(Data excerpts)
▶

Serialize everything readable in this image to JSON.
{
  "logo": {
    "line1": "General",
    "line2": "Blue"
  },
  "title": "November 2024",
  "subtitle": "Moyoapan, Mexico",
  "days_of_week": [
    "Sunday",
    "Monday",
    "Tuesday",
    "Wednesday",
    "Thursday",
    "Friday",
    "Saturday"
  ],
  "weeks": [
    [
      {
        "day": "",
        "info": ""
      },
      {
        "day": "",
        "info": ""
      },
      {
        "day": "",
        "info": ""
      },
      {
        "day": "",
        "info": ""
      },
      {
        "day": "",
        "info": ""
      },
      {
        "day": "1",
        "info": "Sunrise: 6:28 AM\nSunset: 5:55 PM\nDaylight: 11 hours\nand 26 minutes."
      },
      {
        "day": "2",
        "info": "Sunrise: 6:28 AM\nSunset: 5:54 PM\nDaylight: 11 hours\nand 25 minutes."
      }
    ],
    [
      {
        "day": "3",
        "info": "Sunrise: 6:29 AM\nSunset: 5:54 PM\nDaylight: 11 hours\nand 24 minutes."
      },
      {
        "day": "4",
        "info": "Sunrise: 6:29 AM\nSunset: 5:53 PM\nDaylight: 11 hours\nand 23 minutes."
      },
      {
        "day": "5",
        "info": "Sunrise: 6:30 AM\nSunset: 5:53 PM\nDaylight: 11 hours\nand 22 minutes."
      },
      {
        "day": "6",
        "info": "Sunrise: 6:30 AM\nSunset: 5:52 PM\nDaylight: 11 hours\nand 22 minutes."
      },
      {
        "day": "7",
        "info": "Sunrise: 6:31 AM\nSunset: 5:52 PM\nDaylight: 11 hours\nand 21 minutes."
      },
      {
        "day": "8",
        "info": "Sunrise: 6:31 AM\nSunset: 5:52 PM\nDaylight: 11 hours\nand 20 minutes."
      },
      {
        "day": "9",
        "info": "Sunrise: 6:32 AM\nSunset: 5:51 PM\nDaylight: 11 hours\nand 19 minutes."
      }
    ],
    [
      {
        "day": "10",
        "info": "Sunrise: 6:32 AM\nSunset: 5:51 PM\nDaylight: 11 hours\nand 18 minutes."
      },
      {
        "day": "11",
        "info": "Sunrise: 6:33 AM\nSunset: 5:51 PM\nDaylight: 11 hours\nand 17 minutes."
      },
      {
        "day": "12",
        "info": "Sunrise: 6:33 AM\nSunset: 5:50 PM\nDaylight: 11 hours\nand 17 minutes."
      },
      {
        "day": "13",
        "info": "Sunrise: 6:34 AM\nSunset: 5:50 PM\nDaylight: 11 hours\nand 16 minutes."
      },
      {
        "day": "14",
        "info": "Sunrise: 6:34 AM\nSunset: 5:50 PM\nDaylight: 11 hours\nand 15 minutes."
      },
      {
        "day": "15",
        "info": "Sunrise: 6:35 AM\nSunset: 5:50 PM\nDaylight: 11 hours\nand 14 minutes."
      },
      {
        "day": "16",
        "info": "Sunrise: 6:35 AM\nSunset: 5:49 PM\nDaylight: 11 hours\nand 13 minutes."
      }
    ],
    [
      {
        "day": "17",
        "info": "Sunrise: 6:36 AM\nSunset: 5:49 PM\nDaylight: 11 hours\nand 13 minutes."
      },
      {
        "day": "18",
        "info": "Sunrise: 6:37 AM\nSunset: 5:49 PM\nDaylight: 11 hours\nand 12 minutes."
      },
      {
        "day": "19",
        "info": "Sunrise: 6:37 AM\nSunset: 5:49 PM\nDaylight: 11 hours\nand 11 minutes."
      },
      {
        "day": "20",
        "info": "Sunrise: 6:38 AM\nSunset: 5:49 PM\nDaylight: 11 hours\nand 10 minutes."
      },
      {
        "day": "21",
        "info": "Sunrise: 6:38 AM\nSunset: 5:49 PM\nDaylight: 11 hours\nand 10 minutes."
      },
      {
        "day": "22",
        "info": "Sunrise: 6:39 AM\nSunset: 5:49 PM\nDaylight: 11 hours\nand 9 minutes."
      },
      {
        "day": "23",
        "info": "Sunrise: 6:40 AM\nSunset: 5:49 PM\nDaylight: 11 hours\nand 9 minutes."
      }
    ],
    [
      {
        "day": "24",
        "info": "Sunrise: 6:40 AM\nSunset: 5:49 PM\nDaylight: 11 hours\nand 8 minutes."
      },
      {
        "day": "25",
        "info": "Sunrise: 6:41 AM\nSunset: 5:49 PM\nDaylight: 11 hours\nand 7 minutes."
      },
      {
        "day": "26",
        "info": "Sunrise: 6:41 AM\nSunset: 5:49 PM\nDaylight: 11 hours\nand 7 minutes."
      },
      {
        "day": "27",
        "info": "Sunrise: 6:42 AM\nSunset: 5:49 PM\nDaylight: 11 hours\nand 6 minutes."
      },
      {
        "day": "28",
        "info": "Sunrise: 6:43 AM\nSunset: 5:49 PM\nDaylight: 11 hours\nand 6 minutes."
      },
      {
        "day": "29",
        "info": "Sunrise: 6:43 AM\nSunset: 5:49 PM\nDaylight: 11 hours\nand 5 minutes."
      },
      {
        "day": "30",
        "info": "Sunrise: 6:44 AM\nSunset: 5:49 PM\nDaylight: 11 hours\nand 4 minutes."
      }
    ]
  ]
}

◀

▶ **THE PROBLEM**: Write out every entry above, word for word.

▶ **EXPECTED OUTPUT**:
Serialize everything readable in this image to JSON.
{
  "logo": {
    "line1": "General",
    "line2": "Blue"
  },
  "title": "November 2024",
  "subtitle": "Moyoapan, Mexico",
  "days_of_week": [
    "Sunday",
    "Monday",
    "Tuesday",
    "Wednesday",
    "Thursday",
    "Friday",
    "Saturday"
  ],
  "weeks": [
    [
      {
        "day": "",
        "info": ""
      },
      {
        "day": "",
        "info": ""
      },
      {
        "day": "",
        "info": ""
      },
      {
        "day": "",
        "info": ""
      },
      {
        "day": "",
        "info": ""
      },
      {
        "day": "1",
        "info": "Sunrise: 6:28 AM\nSunset: 5:55 PM\nDaylight: 11 hours\nand 26 minutes."
      },
      {
        "day": "2",
        "info": "Sunrise: 6:28 AM\nSunset: 5:54 PM\nDaylight: 11 hours\nand 25 minutes."
      }
    ],
    [
      {
        "day": "3",
        "info": "Sunrise: 6:29 AM\nSunset: 5:54 PM\nDaylight: 11 hours\nand 24 minutes."
      },
      {
        "day": "4",
        "info": "Sunrise: 6:29 AM\nSunset: 5:53 PM\nDaylight: 11 hours\nand 23 minutes."
      },
      {
        "day": "5",
        "info": "Sunrise: 6:30 AM\nSunset: 5:53 PM\nDaylight: 11 hours\nand 22 minutes."
      },
      {
        "day": "6",
        "info": "Sunrise: 6:30 AM\nSunset: 5:52 PM\nDaylight: 11 hours\nand 22 minutes."
      },
      {
        "day": "7",
        "info": "Sunrise: 6:31 AM\nSunset: 5:52 PM\nDaylight: 11 hours\nand 21 minutes."
      },
      {
        "day": "8",
        "info": "Sunrise: 6:31 AM\nSunset: 5:52 PM\nDaylight: 11 hours\nand 20 minutes."
      },
      {
        "day": "9",
        "info": "Sunrise: 6:32 AM\nSunset: 5:51 PM\nDaylight: 11 hours\nand 19 minutes."
      }
    ],
    [
      {
        "day": "10",
        "info": "Sunrise: 6:32 AM\nSunset: 5:51 PM\nDaylight: 11 hours\nand 18 minutes."
      },
      {
        "day": "11",
        "info": "Sunrise: 6:33 AM\nSunset: 5:51 PM\nDaylight: 11 hours\nand 17 minutes."
      },
      {
        "day": "12",
        "info": "Sunrise: 6:33 AM\nSunset: 5:50 PM\nDaylight: 11 hours\nand 17 minutes."
      },
      {
        "day": "13",
        "info": "Sunrise: 6:34 AM\nSunset: 5:50 PM\nDaylight: 11 hours\nand 16 minutes."
      },
      {
        "day": "14",
        "info": "Sunrise: 6:34 AM\nSunset: 5:50 PM\nDaylight: 11 hours\nand 15 minutes."
      },
      {
        "day": "15",
        "info": "Sunrise: 6:35 AM\nSunset: 5:50 PM\nDaylight: 11 hours\nand 14 minutes."
      },
      {
        "day": "16",
        "info": "Sunrise: 6:35 AM\nSunset: 5:49 PM\nDaylight: 11 hours\nand 13 minutes."
      }
    ],
    [
      {
        "day": "17",
        "info": "Sunrise: 6:36 AM\nSunset: 5:49 PM\nDaylight: 11 hours\nand 13 minutes."
      },
      {
        "day": "18",
        "info": "Sunrise: 6:37 AM\nSunset: 5:49 PM\nDaylight: 11 hours\nand 12 minutes."
      },
      {
        "day": "19",
        "info": "Sunrise: 6:37 AM\nSunset: 5:49 PM\nDaylight: 11 hours\nand 11 minutes."
      },
      {
        "day": "20",
        "info": "Sunrise: 6:38 AM\nSunset: 5:49 PM\nDaylight: 11 hours\nand 10 minutes."
      },
      {
        "day": "21",
        "info": "Sunrise: 6:38 AM\nSunset: 5:49 PM\nDaylight: 11 hours\nand 10 minutes."
      },
      {
        "day": "22",
        "info": "Sunrise: 6:39 AM\nSunset: 5:49 PM\nDaylight: 11 hours\nand 9 minutes."
      },
      {
        "day": "23",
        "info": "Sunrise: 6:40 AM\nSunset: 5:49 PM\nDaylight: 11 hours\nand 9 minutes."
      }
    ],
    [
      {
        "day": "24",
        "info": "Sunrise: 6:40 AM\nSunset: 5:49 PM\nDaylight: 11 hours\nand 8 minutes."
      },
      {
        "day": "25",
        "info": "Sunrise: 6:41 AM\nSunset: 5:49 PM\nDaylight: 11 hours\nand 7 minutes."
      },
      {
        "day": "26",
        "info": "Sunrise: 6:41 AM\nSunset: 5:49 PM\nDaylight: 11 hours\nand 7 minutes."
      },
      {
        "day": "27",
        "info": "Sunrise: 6:42 AM\nSunset: 5:49 PM\nDaylight: 11 hours\nand 6 minutes."
      },
      {
        "day": "28",
        "info": "Sunrise: 6:43 AM\nSunset: 5:49 PM\nDaylight: 11 hours\nand 6 minutes."
      },
      {
        "day": "29",
        "info": "Sunrise: 6:43 AM\nSunset: 5:49 PM\nDaylight: 11 hours\nand 5 minutes."
      },
      {
        "day": "30",
        "info": "Sunrise: 6:44 AM\nSunset: 5:49 PM\nDaylight: 11 hours\nand 4 minutes."
      }
    ]
  ]
}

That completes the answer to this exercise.